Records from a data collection

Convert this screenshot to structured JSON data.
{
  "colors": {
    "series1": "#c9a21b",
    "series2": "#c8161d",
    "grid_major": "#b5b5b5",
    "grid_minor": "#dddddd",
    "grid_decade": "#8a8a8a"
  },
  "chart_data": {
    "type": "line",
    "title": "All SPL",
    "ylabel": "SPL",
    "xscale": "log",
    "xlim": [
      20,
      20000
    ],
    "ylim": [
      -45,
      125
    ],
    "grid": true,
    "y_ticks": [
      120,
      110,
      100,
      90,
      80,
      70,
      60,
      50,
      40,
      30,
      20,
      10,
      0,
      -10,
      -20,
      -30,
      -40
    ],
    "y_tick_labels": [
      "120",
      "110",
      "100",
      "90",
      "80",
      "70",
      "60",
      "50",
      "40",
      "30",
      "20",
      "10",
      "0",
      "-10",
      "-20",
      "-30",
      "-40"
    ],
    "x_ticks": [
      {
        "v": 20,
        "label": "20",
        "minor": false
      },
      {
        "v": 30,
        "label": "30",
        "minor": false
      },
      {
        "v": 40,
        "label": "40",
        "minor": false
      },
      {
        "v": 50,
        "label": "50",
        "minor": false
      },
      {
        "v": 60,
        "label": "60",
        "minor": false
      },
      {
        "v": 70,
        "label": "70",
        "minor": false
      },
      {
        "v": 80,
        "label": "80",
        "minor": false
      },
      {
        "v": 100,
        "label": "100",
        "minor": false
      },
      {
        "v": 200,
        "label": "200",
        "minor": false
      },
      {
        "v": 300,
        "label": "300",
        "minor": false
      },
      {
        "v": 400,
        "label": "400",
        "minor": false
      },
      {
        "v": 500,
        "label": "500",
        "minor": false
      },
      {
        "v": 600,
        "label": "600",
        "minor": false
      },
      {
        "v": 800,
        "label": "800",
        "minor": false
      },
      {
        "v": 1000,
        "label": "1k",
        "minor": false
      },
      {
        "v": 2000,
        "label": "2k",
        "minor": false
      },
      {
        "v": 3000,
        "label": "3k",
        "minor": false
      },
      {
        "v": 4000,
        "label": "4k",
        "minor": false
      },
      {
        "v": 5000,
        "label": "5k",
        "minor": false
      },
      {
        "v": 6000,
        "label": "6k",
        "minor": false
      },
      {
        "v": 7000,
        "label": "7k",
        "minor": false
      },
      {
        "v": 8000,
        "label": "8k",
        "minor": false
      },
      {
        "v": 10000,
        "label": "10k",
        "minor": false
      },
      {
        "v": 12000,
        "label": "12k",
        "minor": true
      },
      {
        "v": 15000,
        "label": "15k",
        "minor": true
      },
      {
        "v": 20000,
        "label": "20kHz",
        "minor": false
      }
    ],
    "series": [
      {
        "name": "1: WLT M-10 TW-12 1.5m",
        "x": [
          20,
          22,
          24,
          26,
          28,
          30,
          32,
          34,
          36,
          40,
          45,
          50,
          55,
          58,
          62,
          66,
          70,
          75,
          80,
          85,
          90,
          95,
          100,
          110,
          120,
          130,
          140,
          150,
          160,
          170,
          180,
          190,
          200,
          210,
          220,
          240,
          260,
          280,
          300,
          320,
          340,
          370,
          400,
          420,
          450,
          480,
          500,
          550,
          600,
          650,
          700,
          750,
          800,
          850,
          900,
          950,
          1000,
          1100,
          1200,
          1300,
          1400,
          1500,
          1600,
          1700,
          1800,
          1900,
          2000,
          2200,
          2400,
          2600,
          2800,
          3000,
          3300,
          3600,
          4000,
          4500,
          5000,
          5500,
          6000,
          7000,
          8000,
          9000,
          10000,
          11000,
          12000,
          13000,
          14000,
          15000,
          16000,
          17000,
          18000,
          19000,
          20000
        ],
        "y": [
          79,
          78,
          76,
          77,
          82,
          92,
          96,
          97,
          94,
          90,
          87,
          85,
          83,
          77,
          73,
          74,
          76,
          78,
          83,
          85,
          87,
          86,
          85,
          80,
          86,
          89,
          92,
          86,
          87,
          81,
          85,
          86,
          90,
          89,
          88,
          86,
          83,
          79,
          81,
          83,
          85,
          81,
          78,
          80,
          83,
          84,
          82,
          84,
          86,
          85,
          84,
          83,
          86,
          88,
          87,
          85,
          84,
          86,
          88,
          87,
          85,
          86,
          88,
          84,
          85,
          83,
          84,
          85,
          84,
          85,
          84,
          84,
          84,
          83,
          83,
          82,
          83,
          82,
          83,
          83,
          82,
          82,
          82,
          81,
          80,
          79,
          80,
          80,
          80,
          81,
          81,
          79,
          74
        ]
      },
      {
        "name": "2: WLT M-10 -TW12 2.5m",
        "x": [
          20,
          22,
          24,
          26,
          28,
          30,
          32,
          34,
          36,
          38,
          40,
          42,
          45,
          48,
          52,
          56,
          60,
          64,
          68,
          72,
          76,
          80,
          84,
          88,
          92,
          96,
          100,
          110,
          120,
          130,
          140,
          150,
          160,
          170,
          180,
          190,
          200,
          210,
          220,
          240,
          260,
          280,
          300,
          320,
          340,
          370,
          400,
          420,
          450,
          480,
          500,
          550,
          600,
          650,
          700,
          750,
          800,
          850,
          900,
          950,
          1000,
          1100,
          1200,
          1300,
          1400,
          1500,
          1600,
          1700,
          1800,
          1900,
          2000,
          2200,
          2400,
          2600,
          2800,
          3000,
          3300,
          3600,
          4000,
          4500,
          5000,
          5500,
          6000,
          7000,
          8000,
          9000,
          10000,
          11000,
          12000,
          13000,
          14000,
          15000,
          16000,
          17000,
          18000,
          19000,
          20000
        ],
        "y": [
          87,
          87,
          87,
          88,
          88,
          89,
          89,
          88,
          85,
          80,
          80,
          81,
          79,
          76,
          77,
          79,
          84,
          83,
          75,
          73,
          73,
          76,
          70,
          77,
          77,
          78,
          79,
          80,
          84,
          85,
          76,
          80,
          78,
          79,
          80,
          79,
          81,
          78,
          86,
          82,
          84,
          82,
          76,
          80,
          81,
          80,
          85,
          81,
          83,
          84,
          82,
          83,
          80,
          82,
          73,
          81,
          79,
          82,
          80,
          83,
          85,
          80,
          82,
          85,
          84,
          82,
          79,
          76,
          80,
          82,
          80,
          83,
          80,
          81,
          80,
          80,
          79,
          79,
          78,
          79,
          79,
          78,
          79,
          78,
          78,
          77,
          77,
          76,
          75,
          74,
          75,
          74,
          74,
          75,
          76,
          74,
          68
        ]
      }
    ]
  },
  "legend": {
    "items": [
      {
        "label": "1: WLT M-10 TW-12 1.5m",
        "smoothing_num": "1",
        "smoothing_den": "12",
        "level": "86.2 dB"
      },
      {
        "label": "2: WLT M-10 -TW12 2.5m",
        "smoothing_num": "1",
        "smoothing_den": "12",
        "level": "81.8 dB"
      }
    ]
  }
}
==
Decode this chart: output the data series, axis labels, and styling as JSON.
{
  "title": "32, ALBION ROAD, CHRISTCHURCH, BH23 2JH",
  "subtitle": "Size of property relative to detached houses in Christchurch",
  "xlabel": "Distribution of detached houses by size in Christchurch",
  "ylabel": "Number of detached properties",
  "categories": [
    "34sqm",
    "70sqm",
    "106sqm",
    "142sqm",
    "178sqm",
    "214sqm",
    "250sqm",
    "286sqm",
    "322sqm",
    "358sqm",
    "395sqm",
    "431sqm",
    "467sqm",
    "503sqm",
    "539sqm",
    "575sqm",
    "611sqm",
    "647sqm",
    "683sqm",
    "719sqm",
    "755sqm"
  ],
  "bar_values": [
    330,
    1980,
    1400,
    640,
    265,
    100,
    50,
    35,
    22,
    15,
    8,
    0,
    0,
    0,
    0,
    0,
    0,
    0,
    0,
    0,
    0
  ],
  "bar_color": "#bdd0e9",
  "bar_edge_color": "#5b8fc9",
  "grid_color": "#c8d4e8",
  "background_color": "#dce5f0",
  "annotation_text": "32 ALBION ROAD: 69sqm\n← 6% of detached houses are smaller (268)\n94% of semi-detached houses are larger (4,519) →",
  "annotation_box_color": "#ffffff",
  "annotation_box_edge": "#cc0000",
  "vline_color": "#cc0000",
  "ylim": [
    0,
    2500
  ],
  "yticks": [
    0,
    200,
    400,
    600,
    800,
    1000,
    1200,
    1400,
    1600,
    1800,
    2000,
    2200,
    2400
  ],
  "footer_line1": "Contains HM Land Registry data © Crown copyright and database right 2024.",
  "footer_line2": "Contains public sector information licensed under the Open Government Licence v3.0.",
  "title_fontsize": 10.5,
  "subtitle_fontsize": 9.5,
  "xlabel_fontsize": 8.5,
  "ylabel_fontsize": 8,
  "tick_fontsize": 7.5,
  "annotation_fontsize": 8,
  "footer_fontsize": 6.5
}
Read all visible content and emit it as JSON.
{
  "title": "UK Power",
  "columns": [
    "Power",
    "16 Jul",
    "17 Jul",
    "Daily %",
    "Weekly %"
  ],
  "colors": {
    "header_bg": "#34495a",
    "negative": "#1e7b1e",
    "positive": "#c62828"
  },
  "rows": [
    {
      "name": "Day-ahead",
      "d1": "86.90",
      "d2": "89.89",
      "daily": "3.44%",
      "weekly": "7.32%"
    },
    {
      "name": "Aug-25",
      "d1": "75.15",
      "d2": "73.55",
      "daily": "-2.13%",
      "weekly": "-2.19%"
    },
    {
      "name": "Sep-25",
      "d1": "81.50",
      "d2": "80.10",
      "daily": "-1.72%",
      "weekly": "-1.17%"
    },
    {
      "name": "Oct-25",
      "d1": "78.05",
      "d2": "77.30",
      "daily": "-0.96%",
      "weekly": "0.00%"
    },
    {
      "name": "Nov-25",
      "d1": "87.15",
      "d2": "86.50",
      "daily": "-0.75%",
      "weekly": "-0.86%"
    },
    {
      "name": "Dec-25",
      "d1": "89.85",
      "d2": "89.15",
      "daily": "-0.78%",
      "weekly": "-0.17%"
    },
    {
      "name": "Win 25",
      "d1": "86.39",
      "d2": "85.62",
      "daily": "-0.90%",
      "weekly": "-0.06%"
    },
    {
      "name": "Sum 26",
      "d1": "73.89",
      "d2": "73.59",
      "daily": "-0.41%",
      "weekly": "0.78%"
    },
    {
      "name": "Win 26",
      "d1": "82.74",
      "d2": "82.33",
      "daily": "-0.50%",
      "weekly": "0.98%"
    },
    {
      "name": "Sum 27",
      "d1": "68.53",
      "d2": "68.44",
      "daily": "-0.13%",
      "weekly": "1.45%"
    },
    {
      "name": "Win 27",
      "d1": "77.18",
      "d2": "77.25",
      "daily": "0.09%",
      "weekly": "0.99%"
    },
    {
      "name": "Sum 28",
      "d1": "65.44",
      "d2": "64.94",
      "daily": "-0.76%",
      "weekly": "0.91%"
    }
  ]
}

**Exercise goal**
Select and copy every line of the material that holds the string "ALBION".

**Written response**
  "title": "32, ALBION ROAD, CHRISTCHURCH, BH23 2JH",
  "annotation_text": "32 ALBION ROAD: 69sqm\n← 6% of detached houses are smaller (268)\n94% of semi-detached houses are larger (4,519) →",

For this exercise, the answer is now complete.